DIRECTIONS FOR THIS TASK -> Copy all of the material word for word, except for the pictures.

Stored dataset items
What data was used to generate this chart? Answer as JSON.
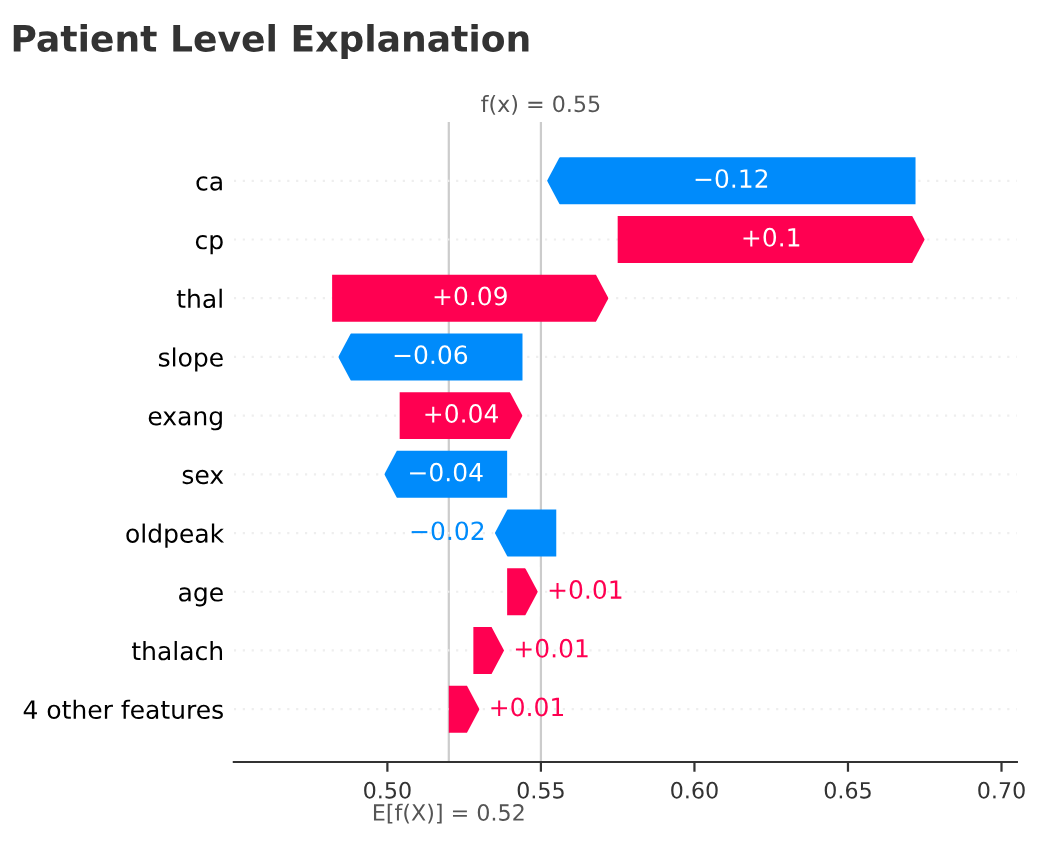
{
  "chart_data": {
    "type": "bar",
    "orientation": "horizontal",
    "title": "Patient Level Explanation",
    "categories": [
      "ca",
      "cp",
      "thal",
      "slope",
      "exang",
      "sex",
      "oldpeak",
      "age",
      "thalach",
      "4 other features"
    ],
    "values": [
      -0.12,
      0.1,
      0.09,
      -0.06,
      0.04,
      -0.04,
      -0.02,
      0.01,
      0.01,
      0.01
    ],
    "base": [
      0.672,
      0.575,
      0.482,
      0.544,
      0.504,
      0.539,
      0.555,
      0.539,
      0.528,
      0.52
    ],
    "value_labels": [
      "−0.12",
      "+0.1",
      "+0.09",
      "−0.06",
      "+0.04",
      "−0.04",
      "−0.02",
      "+0.01",
      "+0.01",
      "+0.01"
    ],
    "colors": [
      "#008bfb",
      "#ff0051",
      "#ff0051",
      "#008bfb",
      "#ff0051",
      "#008bfb",
      "#008bfb",
      "#ff0051",
      "#ff0051",
      "#ff0051"
    ],
    "xlim": [
      0.45,
      0.705
    ],
    "xticks": [
      {
        "value": 0.5,
        "label": "0.50"
      },
      0.55,
      {
        "value": 0.6,
        "label": "0.60"
      },
      0.65,
      {
        "value": 0.7,
        "label": "0.70"
      }
    ],
    "grid": "y",
    "ref_lines": [
      {
        "axis": "x",
        "value": 0.52,
        "label": "E[f(X)] = 0.52",
        "color": "#cccccc"
      },
      {
        "axis": "x",
        "value": 0.55,
        "label": "f(x) = 0.55",
        "color": "#cccccc"
      }
    ]
  }
}
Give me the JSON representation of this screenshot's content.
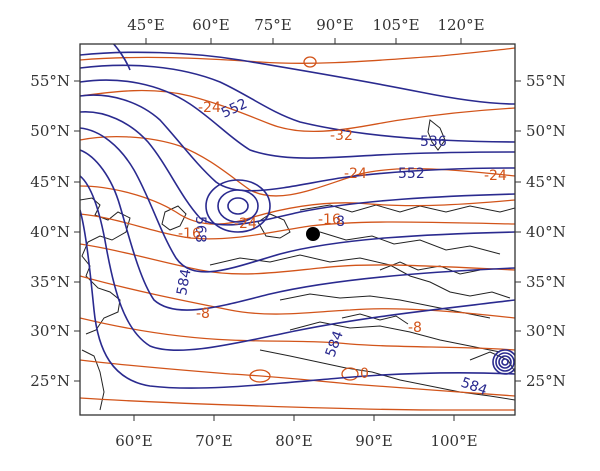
{
  "map": {
    "top_ticks": [
      "45°E",
      "60°E",
      "75°E",
      "90°E",
      "105°E",
      "120°E"
    ],
    "bottom_ticks": [
      "60°E",
      "70°E",
      "80°E",
      "90°E",
      "100°E"
    ],
    "lat_ticks": [
      "55°N",
      "50°N",
      "45°N",
      "40°N",
      "35°N",
      "30°N",
      "25°N"
    ],
    "contour_labels": {
      "height": [
        "552",
        "536",
        "552",
        "568",
        "584",
        "584",
        "584",
        "8"
      ],
      "temperature": [
        "-24",
        "-32",
        "-24",
        "-24",
        "-16",
        "-16",
        "-24",
        "-8",
        "-8",
        "0"
      ]
    },
    "colors": {
      "height_contour": "#2a2a8f",
      "temperature_contour": "#d2541a",
      "station_marker": "#000000"
    },
    "marker": "station-dot"
  }
}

SOLUTION TO THIS EXERCISE ->
What data was used to generate this chart? Answer as JSON.
{
  "chart_data": {
    "type": "bar",
    "orientation": "horizontal",
    "title": "Patient Level Explanation",
    "categories": [
      "ca",
      "cp",
      "thal",
      "slope",
      "exang",
      "sex",
      "oldpeak",
      "age",
      "thalach",
      "4 other features"
    ],
    "values": [
      -0.12,
      0.1,
      0.09,
      -0.06,
      0.04,
      -0.04,
      -0.02,
      0.01,
      0.01,
      0.01
    ],
    "base": [
      0.672,
      0.575,
      0.482,
      0.544,
      0.504,
      0.539,
      0.555,
      0.539,
      0.528,
      0.52
    ],
    "value_labels": [
      "−0.12",
      "+0.1",
      "+0.09",
      "−0.06",
      "+0.04",
      "−0.04",
      "−0.02",
      "+0.01",
      "+0.01",
      "+0.01"
    ],
    "colors": [
      "#008bfb",
      "#ff0051",
      "#ff0051",
      "#008bfb",
      "#ff0051",
      "#008bfb",
      "#008bfb",
      "#ff0051",
      "#ff0051",
      "#ff0051"
    ],
    "xlim": [
      0.45,
      0.705
    ],
    "xticks": [
      {
        "value": 0.5,
        "label": "0.50"
      },
      0.55,
      {
        "value": 0.6,
        "label": "0.60"
      },
      0.65,
      {
        "value": 0.7,
        "label": "0.70"
      }
    ],
    "grid": "y",
    "ref_lines": [
      {
        "axis": "x",
        "value": 0.52,
        "label": "E[f(X)] = 0.52",
        "color": "#cccccc"
      },
      {
        "axis": "x",
        "value": 0.55,
        "label": "f(x) = 0.55",
        "color": "#cccccc"
      }
    ]
  }
}
Give me the JSON representation of this screenshot's content.
{
  "map": {
    "top_ticks": [
      "45°E",
      "60°E",
      "75°E",
      "90°E",
      "105°E",
      "120°E"
    ],
    "bottom_ticks": [
      "60°E",
      "70°E",
      "80°E",
      "90°E",
      "100°E"
    ],
    "lat_ticks": [
      "55°N",
      "50°N",
      "45°N",
      "40°N",
      "35°N",
      "30°N",
      "25°N"
    ],
    "contour_labels": {
      "height": [
        "552",
        "536",
        "552",
        "568",
        "584",
        "584",
        "584",
        "8"
      ],
      "temperature": [
        "-24",
        "-32",
        "-24",
        "-24",
        "-16",
        "-16",
        "-24",
        "-8",
        "-8",
        "0"
      ]
    },
    "colors": {
      "height_contour": "#2a2a8f",
      "temperature_contour": "#d2541a",
      "station_marker": "#000000"
    },
    "marker": "station-dot"
  }
}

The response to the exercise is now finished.